● **Qué se pide**
Resume en dos oraciones el texto sobre el Farnace en el Teatro Real.
------ Fragmento para leer
Seguro que conocen la vieja institución del mayorazgo, por la que el primogénito se llevaba todo y el “segundón” sólo las migajas, en el mejor de los casos. Las razones que se manejaban para mantenerlo estaban marcadas por el momento histórico y a nosotros sólo nos corresponde comprender los motivos, sin entrar en materia ni posicionarnos.

Pero las circunstancias actuales son distintas y si no hay cabida legal para esta figura en el derecho civil, sí que encontramos bastantes paralelismos opinables con las situaciones que se le presentan a los padres/gestores que administran el patrimonio de un teatro entre los distintos hijos/óperas que lo reciben.

Así, parece claro que al pobre Farnace le tocó el papel de segundón, de hijo simpático, aseado, atractivo y con ciertas cualidades, pero del todo insuficientes para optar a una parte del patrimonio del primogénito Otello, que además es famoso por sus malas pulgas y será mejor no enfadarlo.

Comprendemos la tendencia moderna de programar versiones de concierto de óperas, motivada por poderosas razones económicas -producir una ópera al nivel exigible en un Teatro Real no está al alcance de cualquiera-, o por ineludibles exigencias organizativas y de oportunidad -el Real está representando Otello a la vez y es de suponer que acapara en exclusiva todas las plataformas para los decorados-, pero nos gusta poco.

El caso es que esa decisión, aun siendo legítima y comprensible, despoja a este Farnace de características esenciales para poder considerarlo una ópera, que siguen siendo un dramma in música. Parece coherente pedir que la quintaesencia del concepto de teatro musical necesite de escenografía y actuación, de decorados, trajes y movimiento, porque eso era lo que volvía locos a los venecianos cuando el Farnace, obra estrella del Cura Rojo, abarrotaba el Sant’Angelo. Y seguro que habría sido lo que le gustaría ver a Don Antonio, porque aunque el hombre se hartó a vender conciertos instrumentales, se pasó a la ópera ya que era lo que de verdad le gustaba. Así que prefiero que no me lo vendan como una ópera, porque esto es otra cosa.
------------
------ Material mostrado
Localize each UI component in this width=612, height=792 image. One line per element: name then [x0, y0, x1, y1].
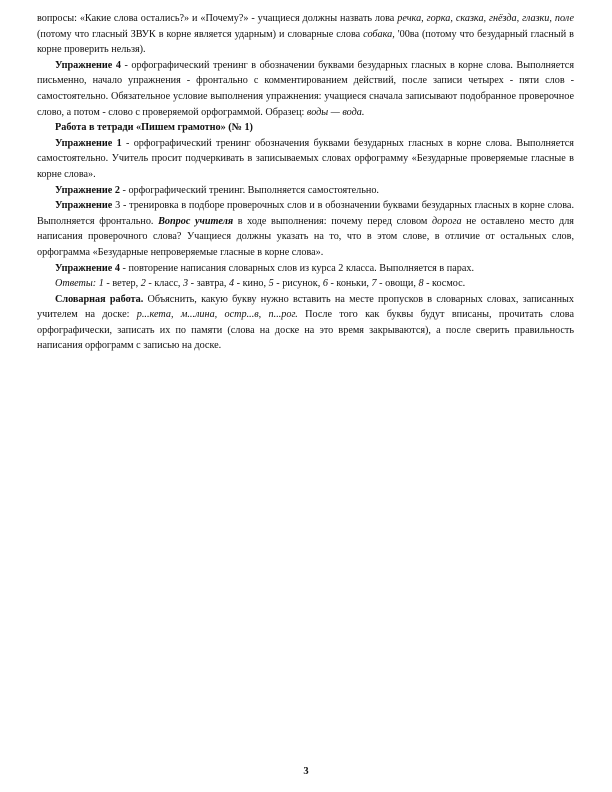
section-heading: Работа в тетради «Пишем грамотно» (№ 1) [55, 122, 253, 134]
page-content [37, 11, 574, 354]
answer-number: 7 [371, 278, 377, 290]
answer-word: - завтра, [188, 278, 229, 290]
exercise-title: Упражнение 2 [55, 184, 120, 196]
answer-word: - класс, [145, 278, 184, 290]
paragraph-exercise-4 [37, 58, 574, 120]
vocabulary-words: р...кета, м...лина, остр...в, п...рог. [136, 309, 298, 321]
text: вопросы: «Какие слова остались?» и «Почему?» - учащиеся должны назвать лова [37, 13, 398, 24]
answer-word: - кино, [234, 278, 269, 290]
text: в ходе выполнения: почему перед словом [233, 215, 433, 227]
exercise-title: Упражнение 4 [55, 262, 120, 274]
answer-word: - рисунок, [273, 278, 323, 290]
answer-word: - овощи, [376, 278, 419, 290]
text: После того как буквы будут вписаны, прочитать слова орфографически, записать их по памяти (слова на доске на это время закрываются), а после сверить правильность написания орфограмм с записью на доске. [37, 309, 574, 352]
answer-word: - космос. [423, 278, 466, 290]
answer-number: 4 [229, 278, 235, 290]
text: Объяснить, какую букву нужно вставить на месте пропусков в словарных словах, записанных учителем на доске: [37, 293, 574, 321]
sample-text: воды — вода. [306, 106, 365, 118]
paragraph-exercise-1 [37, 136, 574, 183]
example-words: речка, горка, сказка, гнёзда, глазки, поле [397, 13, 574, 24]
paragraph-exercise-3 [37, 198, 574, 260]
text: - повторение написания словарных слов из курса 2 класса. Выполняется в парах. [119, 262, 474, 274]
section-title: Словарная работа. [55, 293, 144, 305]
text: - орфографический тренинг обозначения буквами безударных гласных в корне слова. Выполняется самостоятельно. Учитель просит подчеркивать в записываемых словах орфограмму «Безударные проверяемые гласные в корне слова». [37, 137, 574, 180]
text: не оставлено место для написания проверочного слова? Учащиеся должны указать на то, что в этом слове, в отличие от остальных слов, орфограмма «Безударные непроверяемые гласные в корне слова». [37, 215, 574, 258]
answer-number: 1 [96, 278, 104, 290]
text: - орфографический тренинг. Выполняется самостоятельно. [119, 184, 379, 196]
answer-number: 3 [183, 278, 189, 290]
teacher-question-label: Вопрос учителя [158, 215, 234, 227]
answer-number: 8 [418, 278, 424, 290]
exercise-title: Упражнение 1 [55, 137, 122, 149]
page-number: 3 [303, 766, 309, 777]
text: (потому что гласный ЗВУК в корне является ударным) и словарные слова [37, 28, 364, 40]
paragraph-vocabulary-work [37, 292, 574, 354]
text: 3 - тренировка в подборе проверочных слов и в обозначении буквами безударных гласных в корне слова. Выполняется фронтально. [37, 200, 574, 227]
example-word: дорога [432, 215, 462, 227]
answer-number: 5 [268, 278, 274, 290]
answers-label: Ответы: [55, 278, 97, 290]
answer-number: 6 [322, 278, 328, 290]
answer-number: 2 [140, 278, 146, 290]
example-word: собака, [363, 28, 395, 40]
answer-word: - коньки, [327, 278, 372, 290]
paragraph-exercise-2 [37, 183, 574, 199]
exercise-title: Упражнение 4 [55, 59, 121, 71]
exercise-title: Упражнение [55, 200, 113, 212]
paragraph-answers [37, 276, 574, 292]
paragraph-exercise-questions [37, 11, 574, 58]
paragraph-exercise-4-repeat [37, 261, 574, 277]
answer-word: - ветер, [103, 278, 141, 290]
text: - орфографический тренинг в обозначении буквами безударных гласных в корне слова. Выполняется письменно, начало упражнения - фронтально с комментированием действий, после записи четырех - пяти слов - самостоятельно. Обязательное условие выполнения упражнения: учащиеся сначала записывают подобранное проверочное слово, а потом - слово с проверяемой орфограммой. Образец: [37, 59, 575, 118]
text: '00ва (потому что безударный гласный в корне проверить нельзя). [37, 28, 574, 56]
------------
● **Resultado**
El texto compara el viejo mayorazgo con el reparto que hace un teatro entre sus óperas, donde al Farnace le toca ser el segundón frente al primogénito Otello. Aunque entiende las razones económicas y de organización para presentarlo en versión de concierto, lamenta que así pierda la escenografía, los trajes y el movimiento que lo harían una ópera, y prefiere que no se lo vendan como tal.